What you need to do →
Where a line of the material contains the string "Первомайская", copy that line.

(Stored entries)

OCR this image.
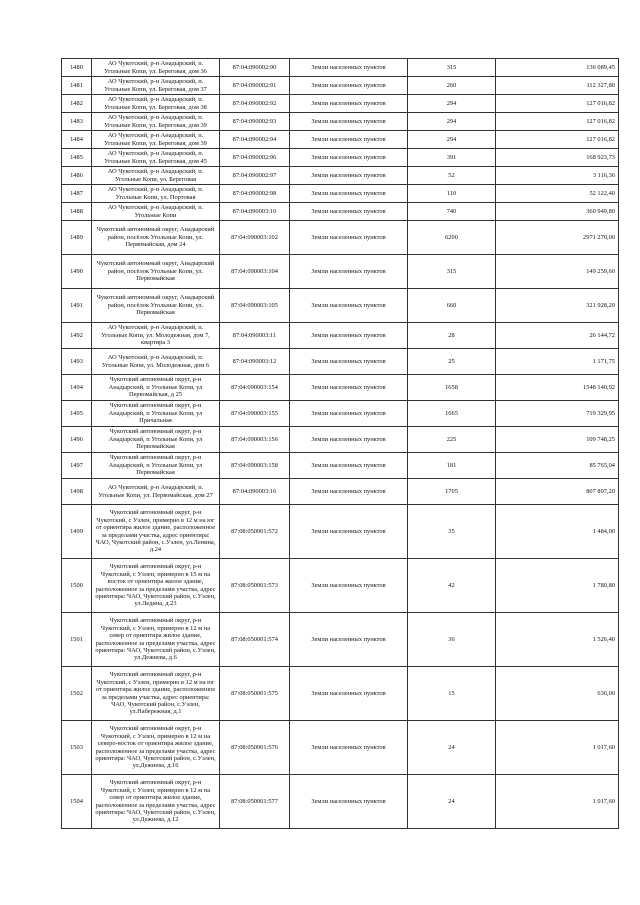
1480	АО Чукотский, р-н Анадырский, п. Угольные Копи, ул. Береговая, дом 36	87:04:090002:90	Земли населенных пунктов	315	136 089,45
1481	АО Чукотский, р-н Анадырский, п. Угольные Копи, ул. Береговая, дом 37	87:04:090002:91	Земли населенных пунктов	260	112 327,80
1482	АО Чукотский, р-н Анадырский, п. Угольные Копи, ул. Береговая, дом 38	87:04:090002:92	Земли населенных пунктов	294	127 016,82
1483	АО Чукотский, р-н Анадырский, п. Угольные Копи, ул. Береговая, дом 39	87:04:090002:93	Земли населенных пунктов	294	127 016,82
1484	АО Чукотский, р-н Анадырский, п. Угольные Копи, ул. Береговая, дом 39	87:04:090002:94	Земли населенных пунктов	294	127 016,82
1485	АО Чукотский, р-н Анадырский, п. Угольные Копи, ул. Береговая, дом 45	87:04:090002:96	Земли населенных пунктов	391	168 923,73
1486	АО Чукотский, р-н Анадырский, п. Угольные Копи, ул. Береговая	87:04:090002:97	Земли населенных пунктов	52	3 116,36
1487	АО Чукотский, р-н Анадырский, п. Угольные Копи, ул. Портовая	87:04:090002:98	Земли населенных пунктов	110	52 122,40
1488	АО Чукотский, р-н Анадырский, п. Угольные Копи	87:04:090003:10	Земли населенных пунктов	740	360 949,80
1489	Чукотский автономный округ, Анадырский район, посёлок Угольные Копи, ул. Первомайская, дом 24	87:04:090003:102	Земли населенных пунктов	6200	2971 270,00
1490	Чукотский автономный округ, Анадырский район, посёлок Угольные Копи, ул. Первомайская	87:04:090003:104	Земли населенных пунктов	315	149 259,60
1491	Чукотский автономный округ, Анадырский район, посёлок Угольные Копи, ул. Первомайская	87:04:090003:105	Земли населенных пунктов	660	321 928,20
1492	АО Чукотский, р-н Анадырский, п. Угольные Копи, ул. Молодежная, дом 7, квартира 3	87:04:090003:11	Земли населенных пунктов	28	26 144,72
1493	АО Чукотский, р-н Анадырский, п. Угольные Копи, ул. Молодежная, дом 6	87:04:090003:12	Земли населенных пунктов	25	1 171,75
1494	Чукотский автономный округ, р-н Анадырский, п Угольные Копи, ул Первомайская, д 25	87:04:090003:154	Земли населенных пунктов	1658	1548 140,92
1495	Чукотский автономный округ, р-н Анадырский, п Угольные Копи, ул Причальная	87:04:090003:155	Земли населенных пунктов	1665	719 329,95
1496	Чукотский автономный округ, р-н Анадырский, п Угольные Копи, ул Первомайская	87:04:090003:156	Земли населенных пунктов	225	109 748,25
1497	Чукотский автономный округ, р-н Анадырский, п Угольные Копи, ул Первомайская	87:04:090003:158	Земли населенных пунктов	181	85 765,04
1498	АО Чукотский, р-н Анадырский, п. Угольные Копи, ул. Первомайская, дом 27	87:04:090003:16	Земли населенных пунктов	1705	807 897,20
1499	Чукотский автономный округ, р-н Чукотский, с Уэлен, примерно в 12 м на юг от ориентира жилое здание, расположенное за пределами участка, адрес ориентира: ЧАО, Чукотский район, с.Уэлен, ул.Ленина, д.24	87:08:050001:572	Земли населенных пунктов	35	1 484,00
1500	Чукотский автономный округ, р-н Чукотский, с Уэлен, примерно в 15 м на восток от ориентира жилое здание, расположенное за пределами участка, адрес ориентира: ЧАО, Чукотский район, с.Уэлен, ул.Ледина, д.23	87:08:050001:573	Земли населенных пунктов	42	1 780,80
1501	Чукотский автономный округ, р-н Чукотский, с Уэлен, примерно в 12 м на север от ориентира жилое здание, расположенное за пределами участка, адрес ориентира: ЧАО, Чукотский район, с.Уэлен, ул.Дежнева, д.6	87:08:050001:574	Земли населенных пунктов	36	1 526,40
1502	Чукотский автономный округ, р-н Чукотский, с Уэлен, примерно в 12 м на юг от ориентира жилое здание, расположенное за пределами участка, адрес ориентира: ЧАО, Чукотский район, с.Уэлен, ул.Набережная, д.1	87:08:050001:575	Земли населенных пунктов	15	636,00
1503	Чукотский автономный округ, р-н Чукотский, с Уэлен, примерно в 12 м на северо-восток от ориентира жилое здание, расположенное за пределами участка, адрес ориентира: ЧАО, Чукотский район, с.Уэлен, ул.Дежнева, д.16	87:08:050001:576	Земли населенных пунктов	24	1 017,60
1504	Чукотский автономный округ, р-н Чукотский, с Уэлен, примерно в 12 м на север от ориентира жилое здание, расположенное за пределами участка, адрес ориентира: ЧАО, Чукотский район, с.Уэлен, ул.Дежнева, д.12	87:08:050001:577	Земли населенных пунктов	24	1 017,60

Finished task →
1489	Чукотский автономный округ, Анадырский район, посёлок Угольные Копи, ул. Первомайская, дом 24	87:04:090003:102	Земли населенных пунктов	6200	2971 270,00
1490	Чукотский автономный округ, Анадырский район, посёлок Угольные Копи, ул. Первомайская	87:04:090003:104	Земли населенных пунктов	315	149 259,60
1491	Чукотский автономный округ, Анадырский район, посёлок Угольные Копи, ул. Первомайская	87:04:090003:105	Земли населенных пунктов	660	321 928,20
1494	Чукотский автономный округ, р-н Анадырский, п Угольные Копи, ул Первомайская, д 25	87:04:090003:154	Земли населенных пунктов	1658	1548 140,92
1496	Чукотский автономный округ, р-н Анадырский, п Угольные Копи, ул Первомайская	87:04:090003:156	Земли населенных пунктов	225	109 748,25
1497	Чукотский автономный округ, р-н Анадырский, п Угольные Копи, ул Первомайская	87:04:090003:158	Земли населенных пунктов	181	85 765,04
1498	АО Чукотский, р-н Анадырский, п. Угольные Копи, ул. Первомайская, дом 27	87:04:090003:16	Земли населенных пунктов	1705	807 897,20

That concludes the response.